== TO BE DONE ==
Only the number is wanted: how many lines hold the word "Making"?

== Some records ==
==================================================
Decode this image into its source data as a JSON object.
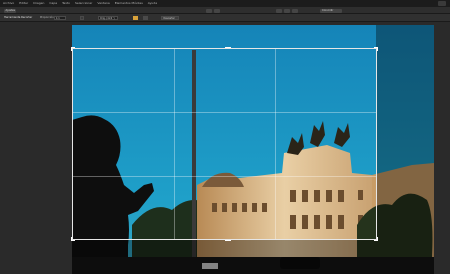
{
  "menu": {
    "items": [
      "Archivo",
      "Editar",
      "Imagen",
      "Capa",
      "Texto",
      "Seleccionar",
      "Ventana",
      "Elementos Móviles",
      "Ayuda"
    ]
  },
  "toolbar": {
    "mode_label": "Ajustes",
    "right_label": "Coincidir",
    "buttons": [
      "Ajustar",
      "Aplicar"
    ]
  },
  "options_bar": {
    "title": "Herramienta Recortar",
    "ratio_label": "Proporción:",
    "ratio_value": "1:1",
    "ratio_select": "Orig. (4×6 ″)",
    "action_label": "Descartar"
  },
  "colors": {
    "sky": "#1b93c4",
    "building": "#e0c29a",
    "dark": "#0f0f0f",
    "accent": "#d9a23a"
  }
}
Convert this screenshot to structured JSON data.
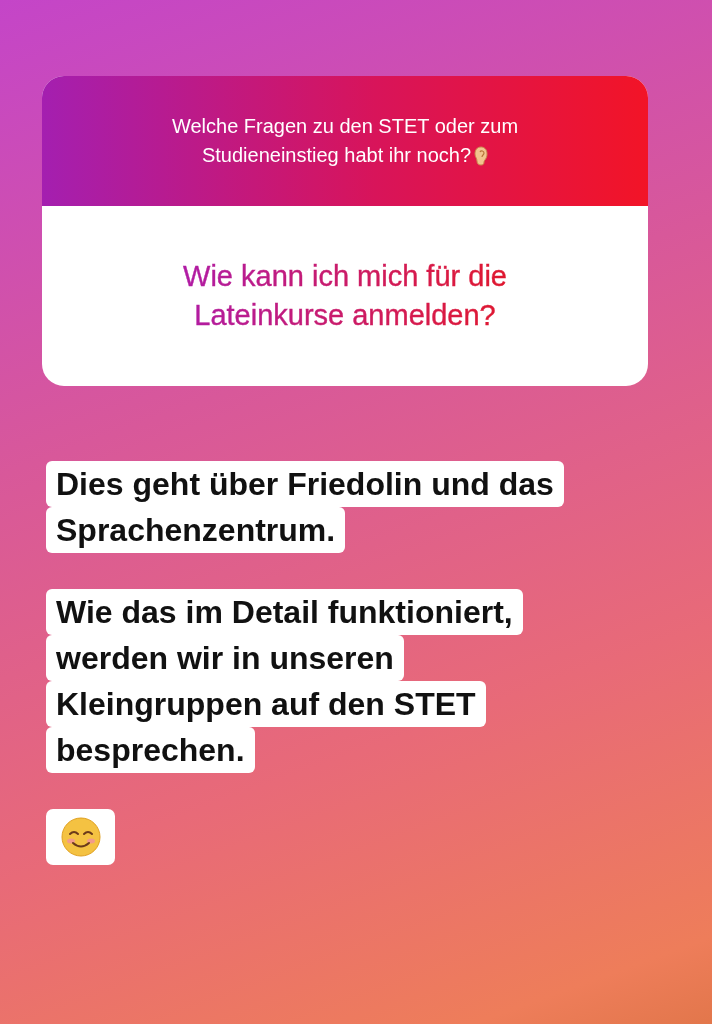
{
  "question_card": {
    "prompt": "Welche Fragen zu den STET oder zum Studieneinstieg habt ihr noch?",
    "answer": "Wie kann ich mich für die Lateinkurse anmelden?"
  },
  "reply_paragraphs": [
    {
      "lines": [
        "Dies geht über Friedolin und das",
        "Sprachenzentrum."
      ]
    },
    {
      "lines": [
        "Wie das im Detail funktioniert,",
        "werden wir in unseren",
        "Kleingruppen auf den STET",
        "besprechen."
      ]
    }
  ]
}
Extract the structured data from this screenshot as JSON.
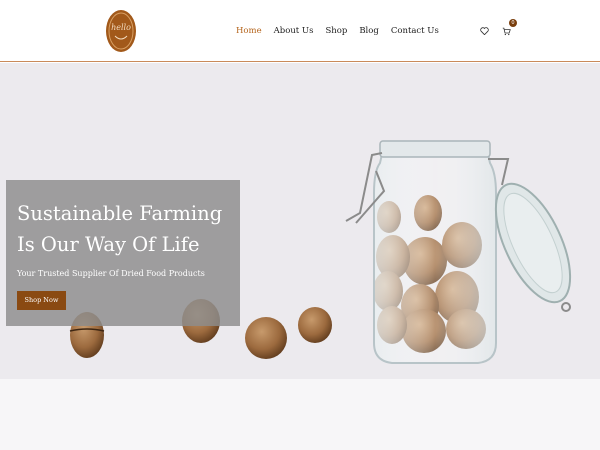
{
  "brand": {
    "logo_text": "hello"
  },
  "nav": {
    "items": [
      {
        "label": "Home",
        "active": true
      },
      {
        "label": "About Us",
        "active": false
      },
      {
        "label": "Shop",
        "active": false
      },
      {
        "label": "Blog",
        "active": false
      },
      {
        "label": "Contact Us",
        "active": false
      }
    ]
  },
  "header_icons": {
    "wishlist_icon": "heart-icon",
    "cart_icon": "cart-icon",
    "cart_count": "0"
  },
  "hero": {
    "title_line1": "Sustainable Farming",
    "title_line2": "Is Our Way Of Life",
    "subtitle": "Your Trusted Supplier Of Dried Food Products",
    "cta_label": "Shop Now"
  },
  "colors": {
    "accent": "#b5651d",
    "button": "#8a4a12",
    "overlay": "#8c8c8c",
    "background": "#eceaee"
  }
}
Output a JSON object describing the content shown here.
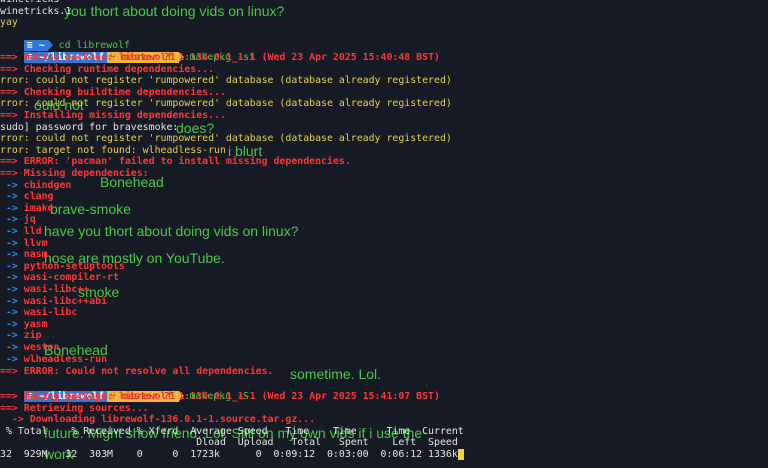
{
  "ghost": [
    "you thort about doing vids on linux?",
    "ould not",
    "does?",
    "i blurt",
    "Bonehead",
    "brave-smoke",
    "have you thort about doing vids on linux?",
    "hose are mostly on YouTube.",
    "smoke",
    "Bonehead",
    "sometime. Lol.",
    "future. Might show friend. Lol. Still on my own vids if i use the",
    "work"
  ],
  "prompt": {
    "icon": "≡",
    "home": "~",
    "dir": "~/librewolf",
    "branch": "master ?1"
  },
  "lines": {
    "l0": "winetricks",
    "l1": "winetricks.1",
    "l2": "yay",
    "l3_cmd": "cd librewolf",
    "l4_cmd": "makepkg -si",
    "l5": "==> Making package: librewolf 1:136.0.1_1-1 (Wed 23 Apr 2025 15:40:48 BST)",
    "l6": "==> Checking runtime dependencies...",
    "l7": "rror: could not register 'rumpowered' database (database already registered)",
    "l8": "==> Checking buildtime dependencies...",
    "l9": "rror: could not register 'rumpowered' database (database already registered)",
    "l10": "==> Installing missing dependencies...",
    "l11": "sudo] password for bravesmoke:",
    "l12": "rror: could not register 'rumpowered' database (database already registered)",
    "l13": "rror: target not found: wlheadless-run",
    "l14": "==> ERROR: 'pacman' failed to install missing dependencies.",
    "l15": "==> Missing dependencies:",
    "deps": [
      "cbindgen",
      "clang",
      "imake",
      "jq",
      "lld",
      "llvm",
      "nasm",
      "python-setuptools",
      "wasi-compiler-rt",
      "wasi-libc++",
      "wasi-libc++abi",
      "wasi-libc",
      "yasm",
      "zip",
      "weston",
      "wlheadless-run"
    ],
    "l32": "==> ERROR: Could not resolve all dependencies.",
    "l34_cmd": "makepkg -S",
    "l35": "==> Making package: librewolf 1:136.0.1_1-1 (Wed 23 Apr 2025 15:41:07 BST)",
    "l36": "==> Retrieving sources...",
    "l37": "  -> Downloading librewolf-136.0.1-1.source.tar.gz...",
    "h1": " % Total    % Received % Xferd  Average Speed   Time    Time     Time  Current",
    "h2": "                                 Dload  Upload   Total   Spent    Left  Speed",
    "h3": "32  929M   32  303M    0     0  1723k      0  0:09:12  0:03:00  0:06:12 1336k"
  }
}
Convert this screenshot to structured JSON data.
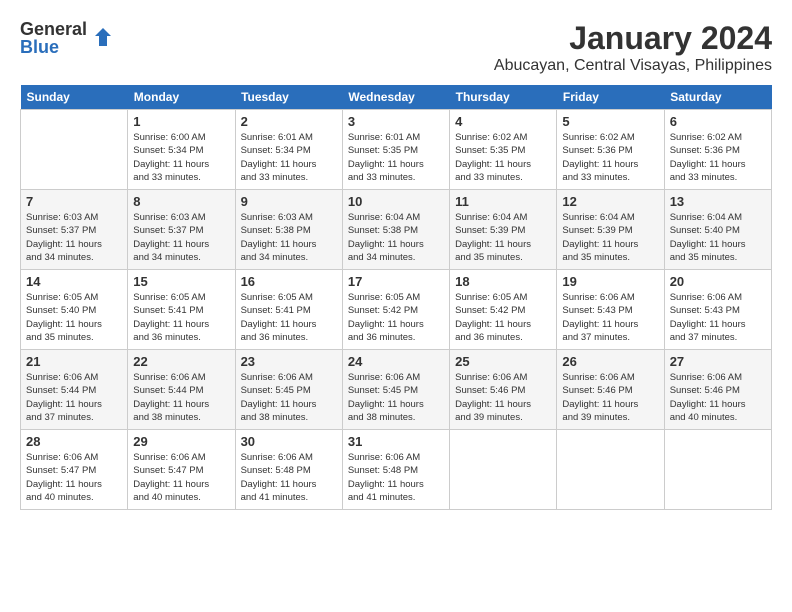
{
  "header": {
    "logo_general": "General",
    "logo_blue": "Blue",
    "month_title": "January 2024",
    "location": "Abucayan, Central Visayas, Philippines"
  },
  "days_of_week": [
    "Sunday",
    "Monday",
    "Tuesday",
    "Wednesday",
    "Thursday",
    "Friday",
    "Saturday"
  ],
  "weeks": [
    [
      {
        "day": "",
        "info": ""
      },
      {
        "day": "1",
        "info": "Sunrise: 6:00 AM\nSunset: 5:34 PM\nDaylight: 11 hours\nand 33 minutes."
      },
      {
        "day": "2",
        "info": "Sunrise: 6:01 AM\nSunset: 5:34 PM\nDaylight: 11 hours\nand 33 minutes."
      },
      {
        "day": "3",
        "info": "Sunrise: 6:01 AM\nSunset: 5:35 PM\nDaylight: 11 hours\nand 33 minutes."
      },
      {
        "day": "4",
        "info": "Sunrise: 6:02 AM\nSunset: 5:35 PM\nDaylight: 11 hours\nand 33 minutes."
      },
      {
        "day": "5",
        "info": "Sunrise: 6:02 AM\nSunset: 5:36 PM\nDaylight: 11 hours\nand 33 minutes."
      },
      {
        "day": "6",
        "info": "Sunrise: 6:02 AM\nSunset: 5:36 PM\nDaylight: 11 hours\nand 33 minutes."
      }
    ],
    [
      {
        "day": "7",
        "info": "Sunrise: 6:03 AM\nSunset: 5:37 PM\nDaylight: 11 hours\nand 34 minutes."
      },
      {
        "day": "8",
        "info": "Sunrise: 6:03 AM\nSunset: 5:37 PM\nDaylight: 11 hours\nand 34 minutes."
      },
      {
        "day": "9",
        "info": "Sunrise: 6:03 AM\nSunset: 5:38 PM\nDaylight: 11 hours\nand 34 minutes."
      },
      {
        "day": "10",
        "info": "Sunrise: 6:04 AM\nSunset: 5:38 PM\nDaylight: 11 hours\nand 34 minutes."
      },
      {
        "day": "11",
        "info": "Sunrise: 6:04 AM\nSunset: 5:39 PM\nDaylight: 11 hours\nand 35 minutes."
      },
      {
        "day": "12",
        "info": "Sunrise: 6:04 AM\nSunset: 5:39 PM\nDaylight: 11 hours\nand 35 minutes."
      },
      {
        "day": "13",
        "info": "Sunrise: 6:04 AM\nSunset: 5:40 PM\nDaylight: 11 hours\nand 35 minutes."
      }
    ],
    [
      {
        "day": "14",
        "info": "Sunrise: 6:05 AM\nSunset: 5:40 PM\nDaylight: 11 hours\nand 35 minutes."
      },
      {
        "day": "15",
        "info": "Sunrise: 6:05 AM\nSunset: 5:41 PM\nDaylight: 11 hours\nand 36 minutes."
      },
      {
        "day": "16",
        "info": "Sunrise: 6:05 AM\nSunset: 5:41 PM\nDaylight: 11 hours\nand 36 minutes."
      },
      {
        "day": "17",
        "info": "Sunrise: 6:05 AM\nSunset: 5:42 PM\nDaylight: 11 hours\nand 36 minutes."
      },
      {
        "day": "18",
        "info": "Sunrise: 6:05 AM\nSunset: 5:42 PM\nDaylight: 11 hours\nand 36 minutes."
      },
      {
        "day": "19",
        "info": "Sunrise: 6:06 AM\nSunset: 5:43 PM\nDaylight: 11 hours\nand 37 minutes."
      },
      {
        "day": "20",
        "info": "Sunrise: 6:06 AM\nSunset: 5:43 PM\nDaylight: 11 hours\nand 37 minutes."
      }
    ],
    [
      {
        "day": "21",
        "info": "Sunrise: 6:06 AM\nSunset: 5:44 PM\nDaylight: 11 hours\nand 37 minutes."
      },
      {
        "day": "22",
        "info": "Sunrise: 6:06 AM\nSunset: 5:44 PM\nDaylight: 11 hours\nand 38 minutes."
      },
      {
        "day": "23",
        "info": "Sunrise: 6:06 AM\nSunset: 5:45 PM\nDaylight: 11 hours\nand 38 minutes."
      },
      {
        "day": "24",
        "info": "Sunrise: 6:06 AM\nSunset: 5:45 PM\nDaylight: 11 hours\nand 38 minutes."
      },
      {
        "day": "25",
        "info": "Sunrise: 6:06 AM\nSunset: 5:46 PM\nDaylight: 11 hours\nand 39 minutes."
      },
      {
        "day": "26",
        "info": "Sunrise: 6:06 AM\nSunset: 5:46 PM\nDaylight: 11 hours\nand 39 minutes."
      },
      {
        "day": "27",
        "info": "Sunrise: 6:06 AM\nSunset: 5:46 PM\nDaylight: 11 hours\nand 40 minutes."
      }
    ],
    [
      {
        "day": "28",
        "info": "Sunrise: 6:06 AM\nSunset: 5:47 PM\nDaylight: 11 hours\nand 40 minutes."
      },
      {
        "day": "29",
        "info": "Sunrise: 6:06 AM\nSunset: 5:47 PM\nDaylight: 11 hours\nand 40 minutes."
      },
      {
        "day": "30",
        "info": "Sunrise: 6:06 AM\nSunset: 5:48 PM\nDaylight: 11 hours\nand 41 minutes."
      },
      {
        "day": "31",
        "info": "Sunrise: 6:06 AM\nSunset: 5:48 PM\nDaylight: 11 hours\nand 41 minutes."
      },
      {
        "day": "",
        "info": ""
      },
      {
        "day": "",
        "info": ""
      },
      {
        "day": "",
        "info": ""
      }
    ]
  ]
}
==================================================
== COMPLETED EXERCISE ==
2